--- Material provided ---
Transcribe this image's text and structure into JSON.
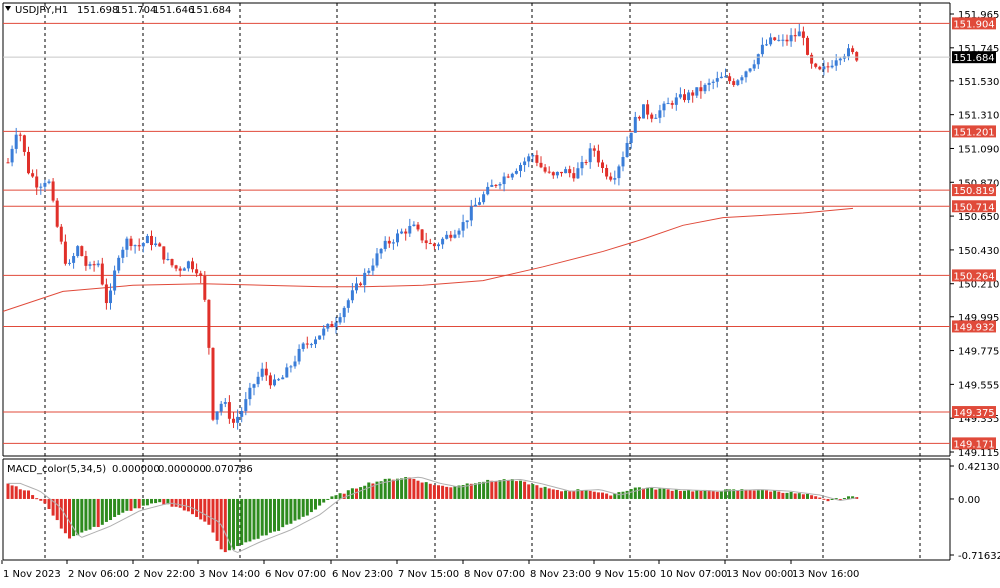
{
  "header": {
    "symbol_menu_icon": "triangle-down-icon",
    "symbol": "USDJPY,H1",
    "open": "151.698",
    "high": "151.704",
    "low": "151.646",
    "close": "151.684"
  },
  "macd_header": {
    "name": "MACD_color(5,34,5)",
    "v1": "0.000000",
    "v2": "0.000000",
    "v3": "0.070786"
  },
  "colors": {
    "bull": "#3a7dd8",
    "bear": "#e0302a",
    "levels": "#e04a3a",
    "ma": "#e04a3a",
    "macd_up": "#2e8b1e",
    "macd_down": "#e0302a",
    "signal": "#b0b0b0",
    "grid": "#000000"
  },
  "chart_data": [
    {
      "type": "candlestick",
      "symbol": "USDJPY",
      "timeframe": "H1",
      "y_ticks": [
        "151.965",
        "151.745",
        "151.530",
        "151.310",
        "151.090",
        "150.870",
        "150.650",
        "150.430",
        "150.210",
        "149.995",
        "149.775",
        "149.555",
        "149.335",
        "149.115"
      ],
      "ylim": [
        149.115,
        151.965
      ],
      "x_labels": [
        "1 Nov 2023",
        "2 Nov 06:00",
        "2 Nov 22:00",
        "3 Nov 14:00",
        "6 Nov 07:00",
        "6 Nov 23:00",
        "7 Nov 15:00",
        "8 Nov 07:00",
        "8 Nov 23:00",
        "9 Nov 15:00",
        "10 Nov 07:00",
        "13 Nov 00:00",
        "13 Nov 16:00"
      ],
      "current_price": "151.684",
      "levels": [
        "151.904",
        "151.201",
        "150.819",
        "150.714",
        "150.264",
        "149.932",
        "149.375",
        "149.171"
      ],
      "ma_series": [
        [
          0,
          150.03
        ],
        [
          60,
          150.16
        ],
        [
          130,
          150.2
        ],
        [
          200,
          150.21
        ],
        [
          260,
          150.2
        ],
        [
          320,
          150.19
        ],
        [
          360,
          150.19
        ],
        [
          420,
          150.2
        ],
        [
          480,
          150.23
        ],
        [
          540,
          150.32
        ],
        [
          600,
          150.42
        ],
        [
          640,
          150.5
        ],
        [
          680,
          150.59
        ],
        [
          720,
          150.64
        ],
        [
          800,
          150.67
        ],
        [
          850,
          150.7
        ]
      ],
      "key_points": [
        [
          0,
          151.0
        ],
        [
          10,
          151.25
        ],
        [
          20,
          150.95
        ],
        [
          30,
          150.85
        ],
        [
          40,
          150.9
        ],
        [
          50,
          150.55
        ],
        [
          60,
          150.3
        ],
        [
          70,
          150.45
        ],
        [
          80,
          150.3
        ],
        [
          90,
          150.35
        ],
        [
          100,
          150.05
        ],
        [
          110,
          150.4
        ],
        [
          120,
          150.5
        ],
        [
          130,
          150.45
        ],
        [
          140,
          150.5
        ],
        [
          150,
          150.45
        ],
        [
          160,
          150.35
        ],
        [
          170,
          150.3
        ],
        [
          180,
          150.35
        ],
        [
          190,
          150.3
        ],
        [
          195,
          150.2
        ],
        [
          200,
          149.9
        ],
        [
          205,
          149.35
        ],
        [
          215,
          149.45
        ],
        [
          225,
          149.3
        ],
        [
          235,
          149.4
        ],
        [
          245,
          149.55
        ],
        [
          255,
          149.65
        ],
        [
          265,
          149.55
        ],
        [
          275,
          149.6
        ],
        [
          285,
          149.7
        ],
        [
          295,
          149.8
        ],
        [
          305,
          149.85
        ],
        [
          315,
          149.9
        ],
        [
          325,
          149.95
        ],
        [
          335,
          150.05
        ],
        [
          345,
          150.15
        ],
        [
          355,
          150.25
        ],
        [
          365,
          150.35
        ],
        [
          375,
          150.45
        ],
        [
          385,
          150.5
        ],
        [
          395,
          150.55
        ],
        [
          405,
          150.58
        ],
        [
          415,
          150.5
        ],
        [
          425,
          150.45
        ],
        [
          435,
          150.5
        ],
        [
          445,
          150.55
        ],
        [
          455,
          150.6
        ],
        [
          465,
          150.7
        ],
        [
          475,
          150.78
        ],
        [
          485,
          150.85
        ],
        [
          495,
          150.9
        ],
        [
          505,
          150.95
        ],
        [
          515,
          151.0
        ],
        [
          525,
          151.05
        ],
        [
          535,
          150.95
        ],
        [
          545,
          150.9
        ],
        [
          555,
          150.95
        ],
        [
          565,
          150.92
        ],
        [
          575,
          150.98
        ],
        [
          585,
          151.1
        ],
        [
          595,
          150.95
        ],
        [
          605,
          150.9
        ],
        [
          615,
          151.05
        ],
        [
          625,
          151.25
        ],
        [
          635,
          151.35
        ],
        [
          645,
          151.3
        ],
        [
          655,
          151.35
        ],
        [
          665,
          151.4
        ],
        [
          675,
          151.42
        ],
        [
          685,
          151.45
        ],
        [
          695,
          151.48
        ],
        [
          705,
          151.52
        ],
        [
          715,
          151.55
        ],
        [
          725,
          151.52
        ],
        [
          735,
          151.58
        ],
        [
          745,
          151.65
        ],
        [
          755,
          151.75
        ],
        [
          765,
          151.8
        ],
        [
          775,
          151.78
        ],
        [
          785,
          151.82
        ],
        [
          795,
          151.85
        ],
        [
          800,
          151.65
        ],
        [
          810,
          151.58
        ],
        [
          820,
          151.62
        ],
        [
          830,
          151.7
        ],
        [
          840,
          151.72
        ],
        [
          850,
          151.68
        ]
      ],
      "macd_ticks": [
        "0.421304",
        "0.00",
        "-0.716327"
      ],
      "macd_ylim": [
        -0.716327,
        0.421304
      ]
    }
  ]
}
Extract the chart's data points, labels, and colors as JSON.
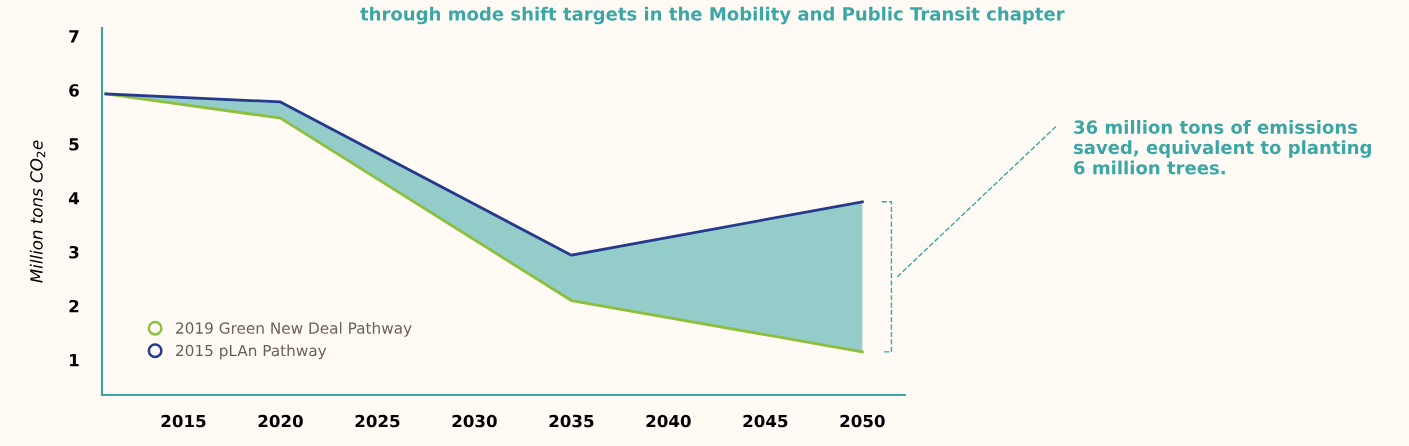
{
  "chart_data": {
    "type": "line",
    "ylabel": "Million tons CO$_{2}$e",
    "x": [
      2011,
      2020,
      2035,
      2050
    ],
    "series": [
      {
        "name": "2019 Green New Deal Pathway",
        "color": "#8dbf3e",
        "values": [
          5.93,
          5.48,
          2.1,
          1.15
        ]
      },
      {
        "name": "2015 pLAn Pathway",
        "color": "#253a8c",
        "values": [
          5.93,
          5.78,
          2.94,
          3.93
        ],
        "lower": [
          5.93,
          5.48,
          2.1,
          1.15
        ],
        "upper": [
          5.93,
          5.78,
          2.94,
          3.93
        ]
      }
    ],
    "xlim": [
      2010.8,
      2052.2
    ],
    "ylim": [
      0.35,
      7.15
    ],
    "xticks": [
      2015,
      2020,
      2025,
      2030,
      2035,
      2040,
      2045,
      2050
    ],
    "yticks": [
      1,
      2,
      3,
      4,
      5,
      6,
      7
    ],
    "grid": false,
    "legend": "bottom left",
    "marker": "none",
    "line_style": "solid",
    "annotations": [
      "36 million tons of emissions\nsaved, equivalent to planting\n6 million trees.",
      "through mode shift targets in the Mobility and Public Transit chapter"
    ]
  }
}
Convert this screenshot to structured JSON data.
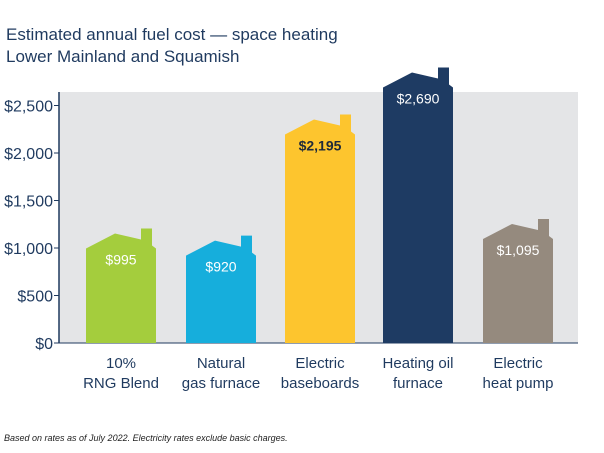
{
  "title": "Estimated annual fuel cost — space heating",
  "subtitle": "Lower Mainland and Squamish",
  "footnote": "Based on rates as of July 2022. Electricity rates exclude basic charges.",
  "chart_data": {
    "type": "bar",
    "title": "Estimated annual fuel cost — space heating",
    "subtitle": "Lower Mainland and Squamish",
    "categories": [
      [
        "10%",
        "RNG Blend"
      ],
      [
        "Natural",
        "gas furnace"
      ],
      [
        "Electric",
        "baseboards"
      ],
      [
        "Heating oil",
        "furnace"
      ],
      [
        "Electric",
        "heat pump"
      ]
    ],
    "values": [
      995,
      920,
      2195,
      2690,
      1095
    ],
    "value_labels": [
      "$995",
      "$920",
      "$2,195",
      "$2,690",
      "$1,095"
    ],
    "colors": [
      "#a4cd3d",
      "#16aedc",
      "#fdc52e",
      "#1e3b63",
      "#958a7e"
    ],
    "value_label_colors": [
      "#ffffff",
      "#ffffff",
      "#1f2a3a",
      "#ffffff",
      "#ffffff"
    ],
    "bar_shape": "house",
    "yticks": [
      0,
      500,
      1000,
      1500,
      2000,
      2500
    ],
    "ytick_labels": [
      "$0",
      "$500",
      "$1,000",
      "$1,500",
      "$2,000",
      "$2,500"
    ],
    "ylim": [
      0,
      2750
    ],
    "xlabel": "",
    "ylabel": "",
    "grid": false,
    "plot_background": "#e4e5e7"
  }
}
---
# Problem to solve
Report every line containing the word "JSON" from the listing above.

# Solution for this task
Transcribe this image's text and structure into JSON.
Extract the chart's data points, labels, and colors as JSON.
Convert this screenshot to structured JSON data.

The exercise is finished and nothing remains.